Records from a collection
──────────

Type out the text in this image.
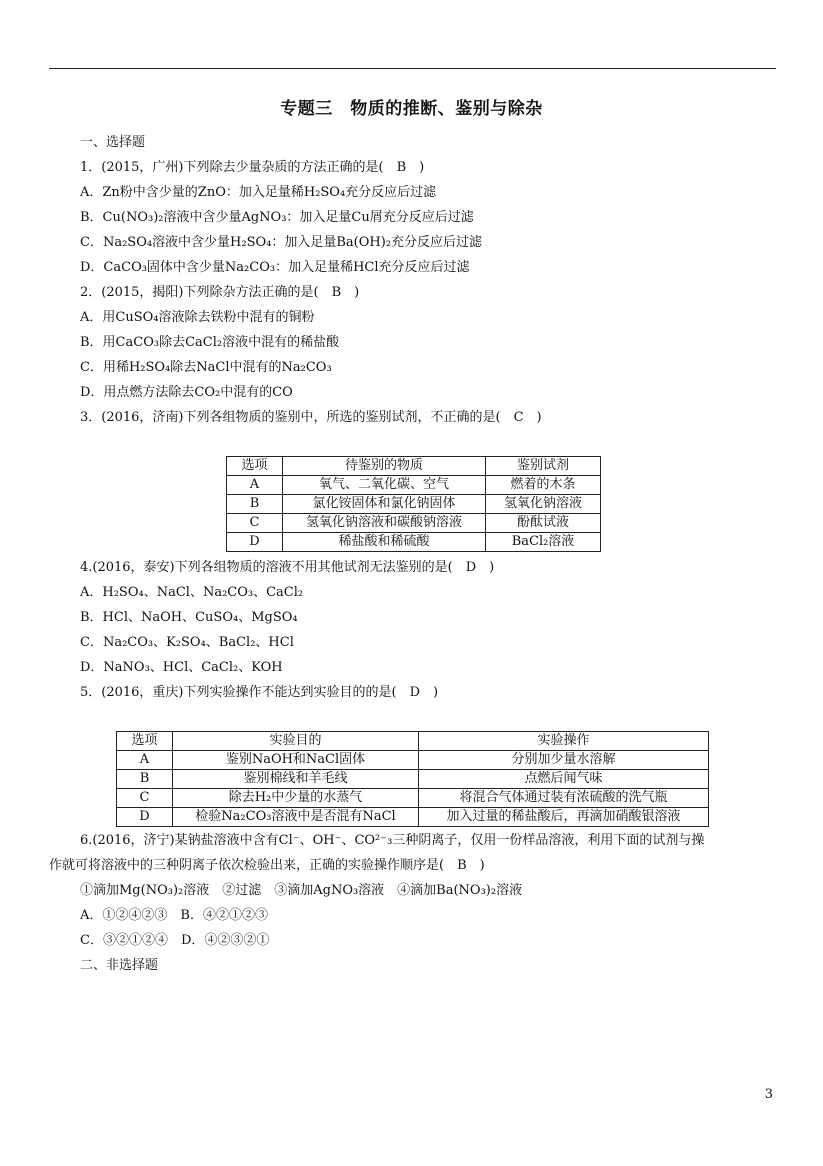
专题三　物质的推断、鉴别与除杂
一、选择题
1．(2015，广州)下列除去少量杂质的方法正确的是(　B　)
A．Zn粉中含少量的ZnO：加入足量稀H₂SO₄充分反应后过滤
B．Cu(NO₃)₂溶液中含少量AgNO₃：加入足量Cu屑充分反应后过滤
C．Na₂SO₄溶液中含少量H₂SO₄：加入足量Ba(OH)₂充分反应后过滤
D．CaCO₃固体中含少量Na₂CO₃：加入足量稀HCl充分反应后过滤
2．(2015，揭阳)下列除杂方法正确的是(　B　)
A．用CuSO₄溶液除去铁粉中混有的铜粉
B．用CaCO₃除去CaCl₂溶液中混有的稀盐酸
C．用稀H₂SO₄除去NaCl中混有的Na₂CO₃
D．用点燃方法除去CO₂中混有的CO
3．(2016，济南)下列各组物质的鉴别中，所选的鉴别试剂，不正确的是(　C　)
选项	待鉴别的物质	鉴别试剂
A	氧气、二氧化碳、空气	燃着的木条
B	氯化铵固体和氯化钠固体	氢氧化钠溶液
C	氢氧化钠溶液和碳酸钠溶液	酚酞试液
D	稀盐酸和稀硫酸	BaCl₂溶液
4.(2016，泰安)下列各组物质的溶液不用其他试剂无法鉴别的是(　D　)
A．H₂SO₄、NaCl、Na₂CO₃、CaCl₂
B．HCl、NaOH、CuSO₄、MgSO₄
C．Na₂CO₃、K₂SO₄、BaCl₂、HCl
D．NaNO₃、HCl、CaCl₂、KOH
5．(2016，重庆)下列实验操作不能达到实验目的的是(　D　)
选项	实验目的	实验操作
A	鉴别NaOH和NaCl固体	分别加少量水溶解
B	鉴别棉线和羊毛线	点燃后闻气味
C	除去H₂中少量的水蒸气	将混合气体通过装有浓硫酸的洗气瓶
D	检验Na₂CO₃溶液中是否混有NaCl	加入过量的稀盐酸后，再滴加硝酸银溶液
6.(2016，济宁)某钠盐溶液中含有Cl⁻、OH⁻、CO²⁻₃三种阴离子，仅用一份样品溶液，利用下面的试剂与操
作就可将溶液中的三种阴离子依次检验出来，正确的实验操作顺序是(　B　)
①滴加Mg(NO₃)₂溶液　②过滤　③滴加AgNO₃溶液　④滴加Ba(NO₃)₂溶液
A．①②④②③　B．④②①②③
C．③②①②④　D．④②③②①
二、非选择题
3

──────────

#### TASK GOAL:
Copy every line of the data exactly as written, excluding the pictures.

#### FULL ANSWER:
Type out the text in this image.
专题三　物质的推断、鉴别与除杂
一、选择题
1．(2015，广州)下列除去少量杂质的方法正确的是(　B　)
A．Zn粉中含少量的ZnO：加入足量稀H₂SO₄充分反应后过滤
B．Cu(NO₃)₂溶液中含少量AgNO₃：加入足量Cu屑充分反应后过滤
C．Na₂SO₄溶液中含少量H₂SO₄：加入足量Ba(OH)₂充分反应后过滤
D．CaCO₃固体中含少量Na₂CO₃：加入足量稀HCl充分反应后过滤
2．(2015，揭阳)下列除杂方法正确的是(　B　)
A．用CuSO₄溶液除去铁粉中混有的铜粉
B．用CaCO₃除去CaCl₂溶液中混有的稀盐酸
C．用稀H₂SO₄除去NaCl中混有的Na₂CO₃
D．用点燃方法除去CO₂中混有的CO
3．(2016，济南)下列各组物质的鉴别中，所选的鉴别试剂，不正确的是(　C　)
选项	待鉴别的物质	鉴别试剂
A	氧气、二氧化碳、空气	燃着的木条
B	氯化铵固体和氯化钠固体	氢氧化钠溶液
C	氢氧化钠溶液和碳酸钠溶液	酚酞试液
D	稀盐酸和稀硫酸	BaCl₂溶液
4.(2016，泰安)下列各组物质的溶液不用其他试剂无法鉴别的是(　D　)
A．H₂SO₄、NaCl、Na₂CO₃、CaCl₂
B．HCl、NaOH、CuSO₄、MgSO₄
C．Na₂CO₃、K₂SO₄、BaCl₂、HCl
D．NaNO₃、HCl、CaCl₂、KOH
5．(2016，重庆)下列实验操作不能达到实验目的的是(　D　)
选项	实验目的	实验操作
A	鉴别NaOH和NaCl固体	分别加少量水溶解
B	鉴别棉线和羊毛线	点燃后闻气味
C	除去H₂中少量的水蒸气	将混合气体通过装有浓硫酸的洗气瓶
D	检验Na₂CO₃溶液中是否混有NaCl	加入过量的稀盐酸后，再滴加硝酸银溶液
6.(2016，济宁)某钠盐溶液中含有Cl⁻、OH⁻、CO²⁻₃三种阴离子，仅用一份样品溶液，利用下面的试剂与操
作就可将溶液中的三种阴离子依次检验出来，正确的实验操作顺序是(　B　)
①滴加Mg(NO₃)₂溶液　②过滤　③滴加AgNO₃溶液　④滴加Ba(NO₃)₂溶液
A．①②④②③　B．④②①②③
C．③②①②④　D．④②③②①
二、非选择题
3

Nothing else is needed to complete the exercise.